■ Information supplied
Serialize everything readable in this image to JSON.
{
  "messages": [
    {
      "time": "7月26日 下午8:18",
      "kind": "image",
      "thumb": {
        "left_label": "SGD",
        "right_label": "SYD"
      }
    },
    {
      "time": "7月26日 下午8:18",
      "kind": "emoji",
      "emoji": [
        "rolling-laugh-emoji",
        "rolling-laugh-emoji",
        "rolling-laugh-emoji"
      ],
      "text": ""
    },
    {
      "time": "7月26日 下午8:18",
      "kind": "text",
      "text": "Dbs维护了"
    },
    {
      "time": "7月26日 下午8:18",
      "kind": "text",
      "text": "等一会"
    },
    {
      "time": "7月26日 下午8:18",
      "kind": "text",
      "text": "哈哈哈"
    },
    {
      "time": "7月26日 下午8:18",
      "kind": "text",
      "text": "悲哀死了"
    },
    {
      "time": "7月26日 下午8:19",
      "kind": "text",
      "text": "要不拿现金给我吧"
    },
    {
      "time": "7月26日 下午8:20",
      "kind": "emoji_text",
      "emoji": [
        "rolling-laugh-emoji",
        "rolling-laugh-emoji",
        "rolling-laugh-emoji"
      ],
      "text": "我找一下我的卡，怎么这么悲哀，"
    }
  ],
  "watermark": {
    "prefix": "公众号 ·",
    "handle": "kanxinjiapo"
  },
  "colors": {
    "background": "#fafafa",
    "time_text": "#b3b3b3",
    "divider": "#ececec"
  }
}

■ Direction
Retype the entries one by one, exactly.

■ Task answer
Serialize everything readable in this image to JSON.
{
  "messages": [
    {
      "time": "7月26日 下午8:18",
      "kind": "image",
      "thumb": {
        "left_label": "SGD",
        "right_label": "SYD"
      }
    },
    {
      "time": "7月26日 下午8:18",
      "kind": "emoji",
      "emoji": [
        "rolling-laugh-emoji",
        "rolling-laugh-emoji",
        "rolling-laugh-emoji"
      ],
      "text": ""
    },
    {
      "time": "7月26日 下午8:18",
      "kind": "text",
      "text": "Dbs维护了"
    },
    {
      "time": "7月26日 下午8:18",
      "kind": "text",
      "text": "等一会"
    },
    {
      "time": "7月26日 下午8:18",
      "kind": "text",
      "text": "哈哈哈"
    },
    {
      "time": "7月26日 下午8:18",
      "kind": "text",
      "text": "悲哀死了"
    },
    {
      "time": "7月26日 下午8:19",
      "kind": "text",
      "text": "要不拿现金给我吧"
    },
    {
      "time": "7月26日 下午8:20",
      "kind": "emoji_text",
      "emoji": [
        "rolling-laugh-emoji",
        "rolling-laugh-emoji",
        "rolling-laugh-emoji"
      ],
      "text": "我找一下我的卡，怎么这么悲哀，"
    }
  ],
  "watermark": {
    "prefix": "公众号 ·",
    "handle": "kanxinjiapo"
  },
  "colors": {
    "background": "#fafafa",
    "time_text": "#b3b3b3",
    "divider": "#ececec"
  }
}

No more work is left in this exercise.